GOAL
Check each line of the listing below for the string "Control", and copy the ones that have it.

DATA EXCERPTS
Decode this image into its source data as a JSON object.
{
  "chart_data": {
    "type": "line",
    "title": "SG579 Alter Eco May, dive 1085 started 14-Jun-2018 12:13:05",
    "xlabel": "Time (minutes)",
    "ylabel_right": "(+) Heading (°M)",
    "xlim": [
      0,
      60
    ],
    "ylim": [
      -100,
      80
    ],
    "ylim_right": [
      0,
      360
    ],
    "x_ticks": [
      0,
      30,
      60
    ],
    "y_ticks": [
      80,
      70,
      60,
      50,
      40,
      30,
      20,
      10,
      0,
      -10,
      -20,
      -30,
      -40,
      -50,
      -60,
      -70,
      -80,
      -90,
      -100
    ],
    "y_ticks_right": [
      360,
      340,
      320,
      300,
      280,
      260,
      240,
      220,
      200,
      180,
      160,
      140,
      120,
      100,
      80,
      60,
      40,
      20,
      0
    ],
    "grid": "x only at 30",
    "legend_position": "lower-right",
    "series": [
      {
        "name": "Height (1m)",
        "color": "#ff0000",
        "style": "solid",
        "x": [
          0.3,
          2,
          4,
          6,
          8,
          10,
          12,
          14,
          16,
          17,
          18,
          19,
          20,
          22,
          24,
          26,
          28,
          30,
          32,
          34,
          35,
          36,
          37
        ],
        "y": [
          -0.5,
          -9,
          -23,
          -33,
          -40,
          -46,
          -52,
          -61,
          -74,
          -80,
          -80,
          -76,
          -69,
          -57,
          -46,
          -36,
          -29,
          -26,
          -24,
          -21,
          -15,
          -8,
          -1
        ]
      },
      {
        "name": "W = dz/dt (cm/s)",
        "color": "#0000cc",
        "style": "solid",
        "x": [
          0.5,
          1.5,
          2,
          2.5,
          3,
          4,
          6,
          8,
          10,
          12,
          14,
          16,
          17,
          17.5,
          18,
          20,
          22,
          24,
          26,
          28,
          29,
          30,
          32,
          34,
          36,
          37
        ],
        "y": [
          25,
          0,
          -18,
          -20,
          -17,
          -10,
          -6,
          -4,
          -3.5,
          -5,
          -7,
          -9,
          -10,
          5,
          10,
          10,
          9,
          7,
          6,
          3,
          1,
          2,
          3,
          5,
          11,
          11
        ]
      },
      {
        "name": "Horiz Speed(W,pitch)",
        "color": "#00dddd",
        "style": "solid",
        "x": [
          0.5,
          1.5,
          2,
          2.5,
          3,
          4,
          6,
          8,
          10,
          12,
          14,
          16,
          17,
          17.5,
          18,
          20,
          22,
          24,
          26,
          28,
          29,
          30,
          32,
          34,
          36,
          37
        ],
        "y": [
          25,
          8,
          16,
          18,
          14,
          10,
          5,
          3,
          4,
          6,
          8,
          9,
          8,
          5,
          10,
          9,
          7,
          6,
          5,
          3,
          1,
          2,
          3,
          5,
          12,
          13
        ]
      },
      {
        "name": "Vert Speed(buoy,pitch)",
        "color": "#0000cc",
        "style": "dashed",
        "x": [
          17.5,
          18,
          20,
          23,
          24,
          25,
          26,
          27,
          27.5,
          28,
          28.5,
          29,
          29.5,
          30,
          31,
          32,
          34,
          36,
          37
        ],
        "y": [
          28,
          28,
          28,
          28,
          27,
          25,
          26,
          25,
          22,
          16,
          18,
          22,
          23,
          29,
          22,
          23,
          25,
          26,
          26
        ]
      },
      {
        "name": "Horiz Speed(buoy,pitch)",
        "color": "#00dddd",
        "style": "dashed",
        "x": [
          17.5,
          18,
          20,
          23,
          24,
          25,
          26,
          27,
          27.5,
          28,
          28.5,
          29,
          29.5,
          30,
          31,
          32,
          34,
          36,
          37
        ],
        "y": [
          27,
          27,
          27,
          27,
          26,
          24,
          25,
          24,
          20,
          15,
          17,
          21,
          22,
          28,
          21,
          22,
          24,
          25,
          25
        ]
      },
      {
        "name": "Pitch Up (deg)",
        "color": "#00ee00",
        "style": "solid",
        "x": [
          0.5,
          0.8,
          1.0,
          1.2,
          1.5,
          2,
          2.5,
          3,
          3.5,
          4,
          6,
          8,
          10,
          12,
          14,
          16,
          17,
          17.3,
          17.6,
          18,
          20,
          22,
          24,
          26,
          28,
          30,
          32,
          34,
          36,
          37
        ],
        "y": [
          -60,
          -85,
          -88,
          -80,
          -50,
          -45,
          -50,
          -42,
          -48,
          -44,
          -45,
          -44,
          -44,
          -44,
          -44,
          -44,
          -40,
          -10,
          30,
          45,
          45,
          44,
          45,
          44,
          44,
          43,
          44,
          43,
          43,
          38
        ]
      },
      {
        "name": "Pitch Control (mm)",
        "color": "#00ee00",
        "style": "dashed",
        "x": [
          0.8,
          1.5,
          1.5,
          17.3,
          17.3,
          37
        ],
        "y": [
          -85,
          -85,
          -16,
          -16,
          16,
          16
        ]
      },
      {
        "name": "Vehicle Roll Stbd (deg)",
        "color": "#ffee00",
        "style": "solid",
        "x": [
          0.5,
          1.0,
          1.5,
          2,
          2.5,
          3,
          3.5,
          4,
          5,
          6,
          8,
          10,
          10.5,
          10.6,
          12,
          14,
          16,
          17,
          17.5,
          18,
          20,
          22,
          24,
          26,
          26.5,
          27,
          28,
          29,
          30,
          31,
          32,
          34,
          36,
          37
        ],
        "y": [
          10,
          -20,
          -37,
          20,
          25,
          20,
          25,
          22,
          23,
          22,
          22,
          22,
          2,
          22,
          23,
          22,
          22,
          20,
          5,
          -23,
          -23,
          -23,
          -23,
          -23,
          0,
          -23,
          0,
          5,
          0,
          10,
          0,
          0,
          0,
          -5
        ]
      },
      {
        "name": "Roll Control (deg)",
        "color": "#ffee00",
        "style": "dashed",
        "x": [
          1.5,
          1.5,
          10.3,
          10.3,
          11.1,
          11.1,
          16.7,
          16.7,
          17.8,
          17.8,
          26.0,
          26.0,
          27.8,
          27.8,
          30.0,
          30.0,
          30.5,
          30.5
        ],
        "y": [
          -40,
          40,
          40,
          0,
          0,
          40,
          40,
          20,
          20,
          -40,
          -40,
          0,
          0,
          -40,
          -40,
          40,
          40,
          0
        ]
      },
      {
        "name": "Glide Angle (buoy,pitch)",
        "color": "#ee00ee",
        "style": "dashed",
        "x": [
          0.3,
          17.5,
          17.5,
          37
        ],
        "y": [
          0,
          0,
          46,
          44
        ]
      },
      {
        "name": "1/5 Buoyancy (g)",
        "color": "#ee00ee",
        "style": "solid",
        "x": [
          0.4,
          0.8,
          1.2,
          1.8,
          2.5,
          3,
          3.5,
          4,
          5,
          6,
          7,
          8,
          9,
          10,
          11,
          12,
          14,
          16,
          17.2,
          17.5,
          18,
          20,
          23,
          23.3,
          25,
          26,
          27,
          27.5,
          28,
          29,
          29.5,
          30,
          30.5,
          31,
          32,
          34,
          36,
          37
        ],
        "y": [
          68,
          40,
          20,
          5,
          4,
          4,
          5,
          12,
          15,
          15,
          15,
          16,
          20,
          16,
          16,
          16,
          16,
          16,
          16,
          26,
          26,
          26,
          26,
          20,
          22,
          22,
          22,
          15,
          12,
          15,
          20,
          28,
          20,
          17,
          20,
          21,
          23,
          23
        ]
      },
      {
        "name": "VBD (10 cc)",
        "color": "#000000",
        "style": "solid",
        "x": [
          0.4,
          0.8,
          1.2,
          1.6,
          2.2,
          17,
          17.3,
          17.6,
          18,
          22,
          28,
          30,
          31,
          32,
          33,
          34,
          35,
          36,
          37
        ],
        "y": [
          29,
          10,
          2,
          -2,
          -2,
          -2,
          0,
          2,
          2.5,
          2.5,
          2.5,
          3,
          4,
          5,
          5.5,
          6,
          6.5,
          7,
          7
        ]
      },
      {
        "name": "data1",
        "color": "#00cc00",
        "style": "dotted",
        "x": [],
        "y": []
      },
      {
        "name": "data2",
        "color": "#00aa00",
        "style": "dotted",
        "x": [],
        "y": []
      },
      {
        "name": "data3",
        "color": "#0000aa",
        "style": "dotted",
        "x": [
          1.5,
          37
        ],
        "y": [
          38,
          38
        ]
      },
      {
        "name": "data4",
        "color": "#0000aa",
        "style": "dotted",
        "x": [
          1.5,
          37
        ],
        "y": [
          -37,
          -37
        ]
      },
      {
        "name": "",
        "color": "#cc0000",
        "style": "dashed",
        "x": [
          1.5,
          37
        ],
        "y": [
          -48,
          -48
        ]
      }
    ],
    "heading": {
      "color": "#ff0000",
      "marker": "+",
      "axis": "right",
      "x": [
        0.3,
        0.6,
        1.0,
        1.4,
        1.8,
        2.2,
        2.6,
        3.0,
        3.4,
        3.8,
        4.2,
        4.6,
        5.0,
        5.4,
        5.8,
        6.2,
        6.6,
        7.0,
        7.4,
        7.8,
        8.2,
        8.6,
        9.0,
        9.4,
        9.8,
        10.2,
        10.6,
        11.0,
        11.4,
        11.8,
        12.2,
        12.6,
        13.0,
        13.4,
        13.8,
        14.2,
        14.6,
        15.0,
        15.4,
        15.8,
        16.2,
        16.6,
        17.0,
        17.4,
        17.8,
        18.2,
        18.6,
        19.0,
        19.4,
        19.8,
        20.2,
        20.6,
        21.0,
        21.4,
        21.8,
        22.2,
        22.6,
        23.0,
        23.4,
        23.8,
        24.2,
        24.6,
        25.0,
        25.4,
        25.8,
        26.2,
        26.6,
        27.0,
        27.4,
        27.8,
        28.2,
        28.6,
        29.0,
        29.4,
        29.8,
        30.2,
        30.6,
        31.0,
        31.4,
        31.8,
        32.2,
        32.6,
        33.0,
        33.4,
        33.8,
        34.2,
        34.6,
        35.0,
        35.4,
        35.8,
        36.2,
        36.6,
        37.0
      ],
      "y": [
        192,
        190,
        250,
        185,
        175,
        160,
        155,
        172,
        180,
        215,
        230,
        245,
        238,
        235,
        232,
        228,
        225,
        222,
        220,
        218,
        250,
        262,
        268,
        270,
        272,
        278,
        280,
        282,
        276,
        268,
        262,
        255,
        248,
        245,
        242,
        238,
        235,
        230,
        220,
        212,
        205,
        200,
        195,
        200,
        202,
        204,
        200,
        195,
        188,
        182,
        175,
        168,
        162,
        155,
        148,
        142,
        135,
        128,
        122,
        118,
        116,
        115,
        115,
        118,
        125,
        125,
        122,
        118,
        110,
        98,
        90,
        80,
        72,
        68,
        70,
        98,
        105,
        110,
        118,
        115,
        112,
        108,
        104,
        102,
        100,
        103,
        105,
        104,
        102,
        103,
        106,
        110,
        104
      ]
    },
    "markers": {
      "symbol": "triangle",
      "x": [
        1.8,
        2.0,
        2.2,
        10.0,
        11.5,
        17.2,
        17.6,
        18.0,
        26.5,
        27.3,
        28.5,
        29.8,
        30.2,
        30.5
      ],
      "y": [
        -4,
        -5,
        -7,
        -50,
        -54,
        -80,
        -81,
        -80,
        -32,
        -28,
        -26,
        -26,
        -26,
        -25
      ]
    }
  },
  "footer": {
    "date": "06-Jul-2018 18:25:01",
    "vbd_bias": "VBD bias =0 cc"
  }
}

RESULT OF THIS TASK
        "name": "Pitch Control (mm)",
        "name": "Roll Control (deg)",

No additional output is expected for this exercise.